## THE INPUT
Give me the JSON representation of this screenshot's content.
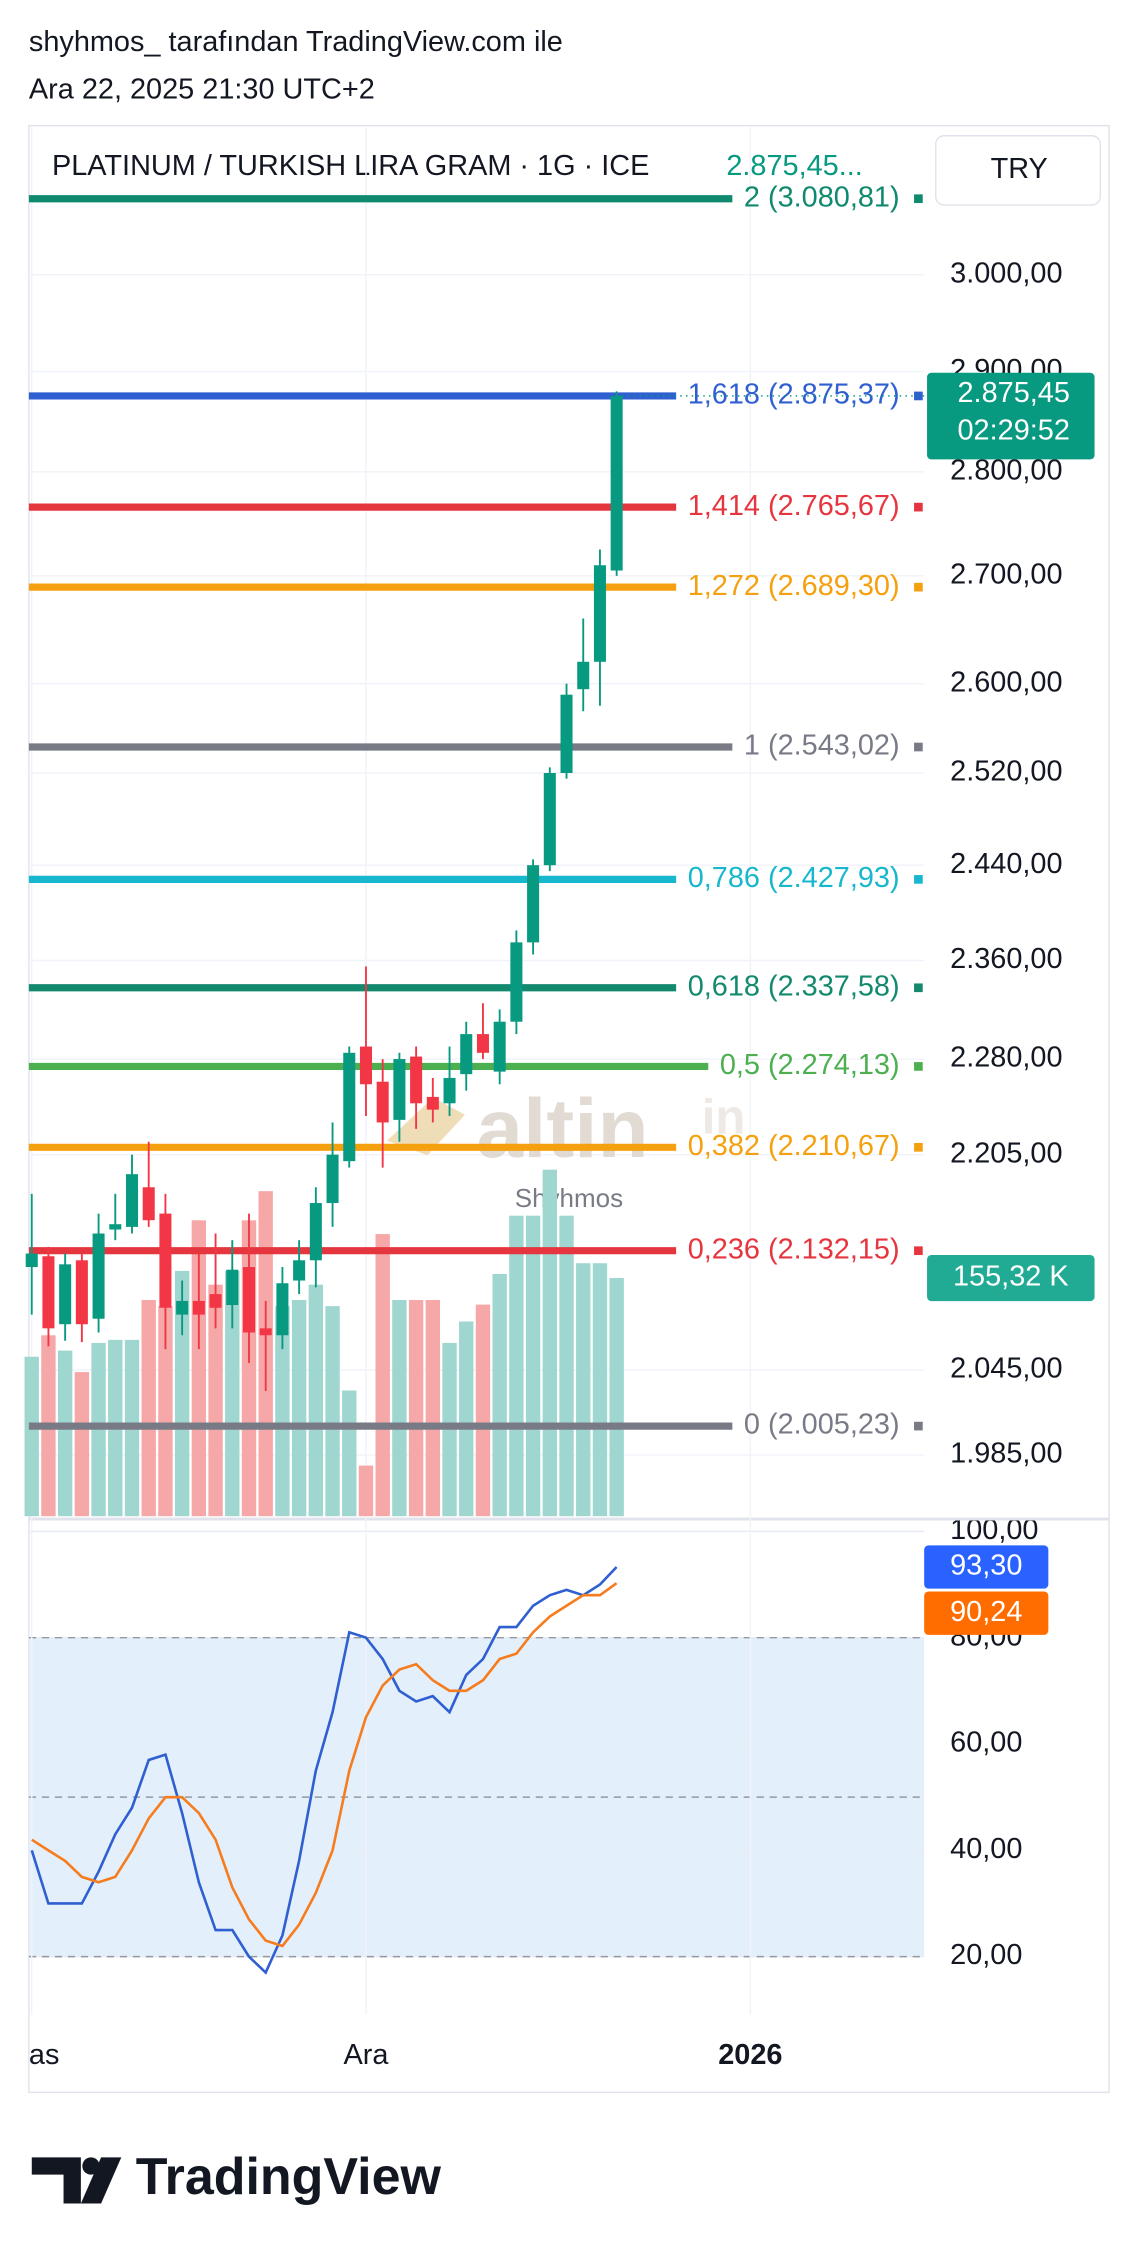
{
  "header": {
    "author_line": "shyhmos_ tarafından TradingView.com ile",
    "date_line": "Ara 22, 2025 21:30 UTC+2"
  },
  "footer": {
    "logo": "TradingView"
  },
  "chart_data": {
    "type": "candlestick",
    "title": "PLATINUM / TURKISH LIRA GRAM · 1G · ICE",
    "header_price": "2.875,45...",
    "currency": "TRY",
    "log_scale": true,
    "grid": true,
    "up_color": "#089981",
    "down_color": "#f23645",
    "ylim": [
      1943,
      3159
    ],
    "yticks": [
      {
        "value": 3000,
        "label": "3.000,00"
      },
      {
        "value": 2900,
        "label": "2.900,00"
      },
      {
        "value": 2800,
        "label": "2.800,00"
      },
      {
        "value": 2700,
        "label": "2.700,00"
      },
      {
        "value": 2600,
        "label": "2.600,00"
      },
      {
        "value": 2520,
        "label": "2.520,00"
      },
      {
        "value": 2440,
        "label": "2.440,00"
      },
      {
        "value": 2360,
        "label": "2.360,00"
      },
      {
        "value": 2280,
        "label": "2.280,00"
      },
      {
        "value": 2205,
        "label": "2.205,00"
      },
      {
        "value": 2045,
        "label": "2.045,00"
      },
      {
        "value": 1985,
        "label": "1.985,00"
      }
    ],
    "xlim": [
      -0.17,
      53.4
    ],
    "xticks": [
      {
        "value": 0,
        "label": "as"
      },
      {
        "value": 20,
        "label": "Ara"
      },
      {
        "value": 43,
        "label": "2026"
      }
    ],
    "open": [
      2120,
      2128,
      2078,
      2125,
      2082,
      2148,
      2150,
      2180,
      2160,
      2085,
      2095,
      2100,
      2092,
      2120,
      2075,
      2070,
      2110,
      2125,
      2168,
      2200,
      2290,
      2262,
      2232,
      2282,
      2250,
      2245,
      2268,
      2300,
      2270,
      2310,
      2375,
      2440,
      2520,
      2595,
      2620,
      2705
    ],
    "high": [
      2175,
      2135,
      2130,
      2130,
      2160,
      2175,
      2205,
      2215,
      2175,
      2110,
      2130,
      2145,
      2140,
      2160,
      2095,
      2120,
      2140,
      2180,
      2230,
      2290,
      2355,
      2280,
      2285,
      2290,
      2265,
      2290,
      2310,
      2325,
      2320,
      2385,
      2445,
      2525,
      2600,
      2660,
      2725,
      2880
    ],
    "low": [
      2085,
      2062,
      2066,
      2065,
      2072,
      2140,
      2145,
      2150,
      2060,
      2070,
      2060,
      2075,
      2075,
      2050,
      2030,
      2060,
      2100,
      2105,
      2150,
      2195,
      2235,
      2195,
      2215,
      2225,
      2230,
      2235,
      2255,
      2280,
      2260,
      2300,
      2365,
      2435,
      2515,
      2575,
      2580,
      2700
    ],
    "close": [
      2130,
      2075,
      2122,
      2078,
      2145,
      2152,
      2190,
      2155,
      2090,
      2095,
      2085,
      2090,
      2118,
      2072,
      2070,
      2108,
      2125,
      2168,
      2205,
      2285,
      2260,
      2230,
      2280,
      2245,
      2240,
      2265,
      2300,
      2285,
      2310,
      2375,
      2440,
      2520,
      2590,
      2620,
      2710,
      2875.45
    ],
    "last_price_label": "2.875,45",
    "countdown": "02:29:52",
    "volume": {
      "ylim": [
        0,
        906
      ],
      "up_color": "#9fd6cf",
      "down_color": "#f5a8a7",
      "values": [
        104,
        118,
        108,
        94,
        113,
        115,
        115,
        141,
        137,
        160,
        193,
        151,
        160,
        193,
        212,
        137,
        141,
        151,
        137,
        82,
        33,
        184,
        141,
        141,
        141,
        113,
        127,
        138,
        158,
        196,
        196,
        226,
        196,
        165,
        165,
        155.32
      ],
      "last_value_label": "155,32 K",
      "badge_color": "#22ab94"
    },
    "fib_levels": [
      {
        "price": 3080.81,
        "label": "2 (3.080,81)",
        "color": "#0f8a6e"
      },
      {
        "price": 2875.37,
        "label": "1,618 (2.875,37)",
        "color": "#2f5fd0"
      },
      {
        "price": 2765.67,
        "label": "1,414 (2.765,67)",
        "color": "#e5363f"
      },
      {
        "price": 2689.3,
        "label": "1,272 (2.689,30)",
        "color": "#f5a00f"
      },
      {
        "price": 2543.02,
        "label": "1 (2.543,02)",
        "color": "#787b86"
      },
      {
        "price": 2427.93,
        "label": "0,786 (2.427,93)",
        "color": "#17b8ce"
      },
      {
        "price": 2337.58,
        "label": "0,618 (2.337,58)",
        "color": "#13896e"
      },
      {
        "price": 2274.13,
        "label": "0,5 (2.274,13)",
        "color": "#4caf50"
      },
      {
        "price": 2210.67,
        "label": "0,382 (2.210,67)",
        "color": "#f5a00f"
      },
      {
        "price": 2132.15,
        "label": "0,236 (2.132,15)",
        "color": "#e5363f"
      },
      {
        "price": 2005.23,
        "label": "0 (2.005,23)",
        "color": "#787b86"
      }
    ],
    "watermark": {
      "brand": "altin",
      "suffix": "in",
      "author": "Shyhmos"
    },
    "oscillator": {
      "type": "line",
      "ylim": [
        9.13,
        102.04
      ],
      "yticks": [
        {
          "value": 100,
          "label": "100,00"
        },
        {
          "value": 80,
          "label": "80,00"
        },
        {
          "value": 60,
          "label": "60,00"
        },
        {
          "value": 40,
          "label": "40,00"
        },
        {
          "value": 20,
          "label": "20,00"
        }
      ],
      "bands": [
        20,
        50,
        80
      ],
      "band_color": "#e3f0fb",
      "series": [
        {
          "color": "#2f5fd0",
          "last_value_label": "93,30",
          "badge_color": "#2962ff",
          "values": [
            40,
            30,
            30,
            30,
            36,
            43,
            48,
            57,
            58,
            47,
            34,
            25,
            25,
            20,
            17,
            24,
            38,
            55,
            66,
            81,
            80,
            76,
            70,
            68,
            69,
            66,
            73,
            76,
            82,
            82,
            86,
            88,
            89,
            88,
            90,
            93.3
          ]
        },
        {
          "color": "#f57c1f",
          "last_value_label": "90,24",
          "badge_color": "#ff6d00",
          "values": [
            42,
            40,
            38,
            35,
            34,
            35,
            40,
            46,
            50,
            50,
            47,
            42,
            33,
            27,
            23,
            22,
            26,
            32,
            40,
            55,
            65,
            71,
            74,
            75,
            72,
            70,
            70,
            72,
            76,
            77,
            81,
            84,
            86,
            88,
            88,
            90.24
          ]
        }
      ]
    }
  }
}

## WHAT THE EXERCISE ASKS
Gather each line in the data that holds the string "TradingView".

## SOLVED PROBLEM
    "author_line": "shyhmos_ tarafından TradingView.com ile",
    "logo": "TradingView"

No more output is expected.